> OBJECTIVE
Wherever the string "تسلط" appears in the listing, copy that line.

> MATERIAL SUPPLIED
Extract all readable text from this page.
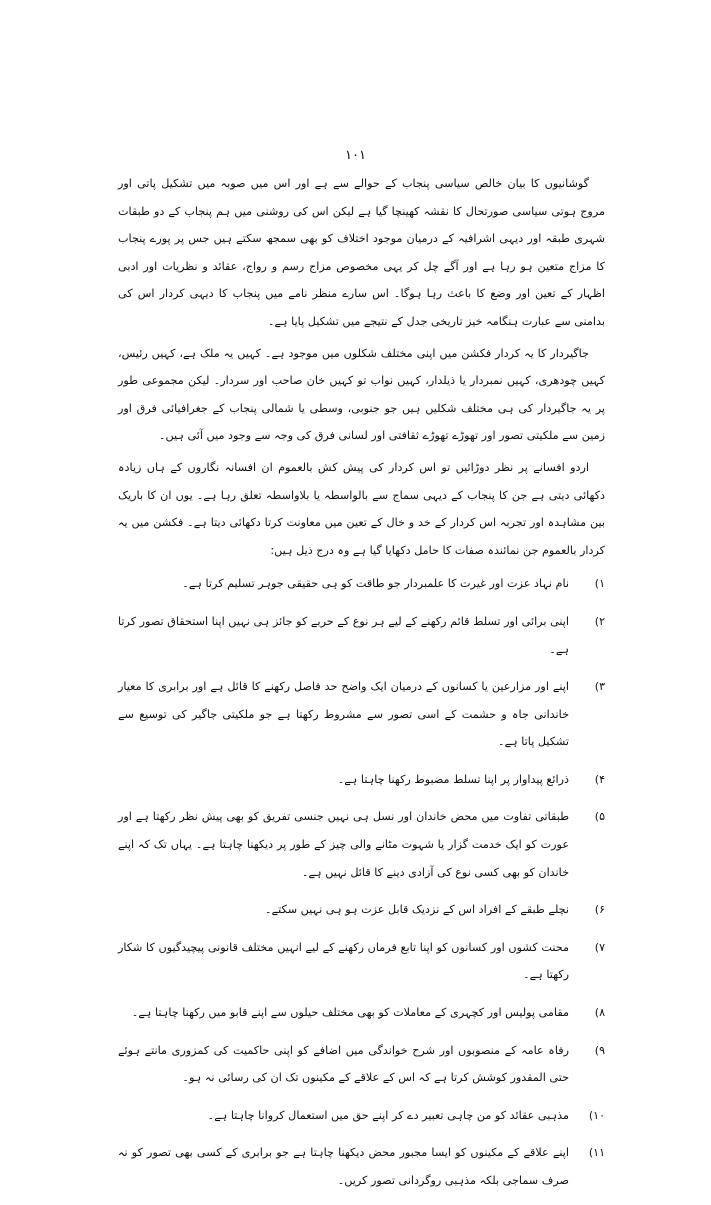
۱۰۱

گوشانیوں کا بیان خالص سیاسی پنجاب کے حوالے سے ہے اور اس میں صوبہ میں تشکیل پاتی اور مروج ہوتی سیاسی صورتحال کا نقشہ کھینچا گیا ہے لیکن اس کی روشنی میں ہم پنجاب کے دو طبقات شہری طبقہ اور دیہی اشرافیہ کے درمیان موجود اختلاف کو بھی سمجھ سکتے ہیں جس پر پورے پنجاب کا مزاج متعین ہو رہا ہے اور آگے چل کر یہی مخصوص مزاج رسم و رواج، عقائد و نظریات اور ادبی اظہار کے تعین اور وضع کا باعث رہا ہوگا۔ اس سارے منظر نامے میں پنجاب کا دیہی کردار اس کی بدامنی سے عبارت ہنگامہ خیز تاریخی جدل کے نتیجے میں تشکیل پایا ہے۔

جاگیردار کا یہ کردار فکشن میں اپنی مختلف شکلوں میں موجود ہے۔ کہیں یہ ملک ہے، کہیں رئیس، کہیں چودھری، کہیں نمبردار یا ذیلدار، کہیں نواب تو کہیں خان صاحب اور سردار۔ لیکن مجموعی طور پر یہ جاگیردار کی ہی مختلف شکلیں ہیں جو جنوبی، وسطی یا شمالی پنجاب کے جغرافیائی فرق اور زمین سے ملکیتی تصور اور تھوڑے تھوڑے ثقافتی اور لسانی فرق کی وجہ سے وجود میں آئی ہیں۔

اردو افسانے پر نظر دوڑائیں تو اس کردار کی پیش کش بالعموم ان افسانہ نگاروں کے ہاں زیادہ دکھائی دیتی ہے جن کا پنجاب کے دیہی سماج سے بالواسطہ یا بلاواسطہ تعلق رہا ہے۔ یوں ان کا باریک بین مشاہدہ اور تجربہ اس کردار کے خد و خال کے تعین میں معاونت کرتا دکھائی دیتا ہے۔ فکشن میں یہ کردار بالعموم جن نمائندہ صفات کا حامل دکھایا گیا ہے وہ درج ذیل ہیں:

۱)
نام نہاد عزت اور غیرت کا علمبردار جو طاقت کو ہی حقیقی جوہر تسلیم کرتا ہے۔
۲)
اپنی برائی اور تسلط قائم رکھنے کے لیے ہر نوع کے حربے کو جائز ہی نہیں اپنا استحقاق تصور کرتا ہے۔
۳)
اپنے اور مزارعین یا کسانوں کے درمیان ایک واضح حد فاصل رکھنے کا قائل ہے اور برابری کا معیار خاندانی جاہ و حشمت کے اسی تصور سے مشروط رکھتا ہے جو ملکیتی جاگیر کی توسیع سے تشکیل پاتا ہے۔
۴)
ذرائع پیداوار پر اپنا تسلط مضبوط رکھنا چاہتا ہے۔
۵)
طبقاتی تفاوت میں محض خاندان اور نسل ہی نہیں جنسی تفریق کو بھی پیش نظر رکھتا ہے اور عورت کو ایک خدمت گزار یا شہوت مٹانے والی چیز کے طور پر دیکھنا چاہتا ہے۔ یہاں تک کہ اپنے خاندان کو بھی کسی نوع کی آزادی دینے کا قائل نہیں ہے۔
۶)
نچلے طبقے کے افراد اس کے نزدیک قابل عزت ہو ہی نہیں سکتے۔
۷)
محنت کشوں اور کسانوں کو اپنا تابع فرماں رکھنے کے لیے انہیں مختلف قانونی پیچیدگیوں کا شکار رکھتا ہے۔
۸)
مقامی پولیس اور کچہری کے معاملات کو بھی مختلف حیلوں سے اپنے قابو میں رکھنا چاہتا ہے۔
۹)
رفاہ عامہ کے منصوبوں اور شرح خواندگی میں اضافے کو اپنی حاکمیت کی کمزوری مانتے ہوئے حتی المقدور کوشش کرتا ہے کہ اس کے علاقے کے مکینوں تک ان کی رسائی نہ ہو۔
۱۰)
مذہبی عقائد کو من چاہی تعبیر دے کر اپنے حق میں استعمال کروانا چاہتا ہے۔
۱۱)
اپنے علاقے کے مکینوں کو ایسا مجبور محض دیکھنا چاہتا ہے جو برابری کے کسی بھی تصور کو نہ صرف سماجی بلکہ مذہبی روگردانی تصور کریں۔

> RIGHT ANSWER
اپنی برائی اور تسلط قائم رکھنے کے لیے ہر نوع کے حربے کو جائز ہی نہیں اپنا استحقاق تصور کرتا ہے۔
ذرائع پیداوار پر اپنا تسلط مضبوط رکھنا چاہتا ہے۔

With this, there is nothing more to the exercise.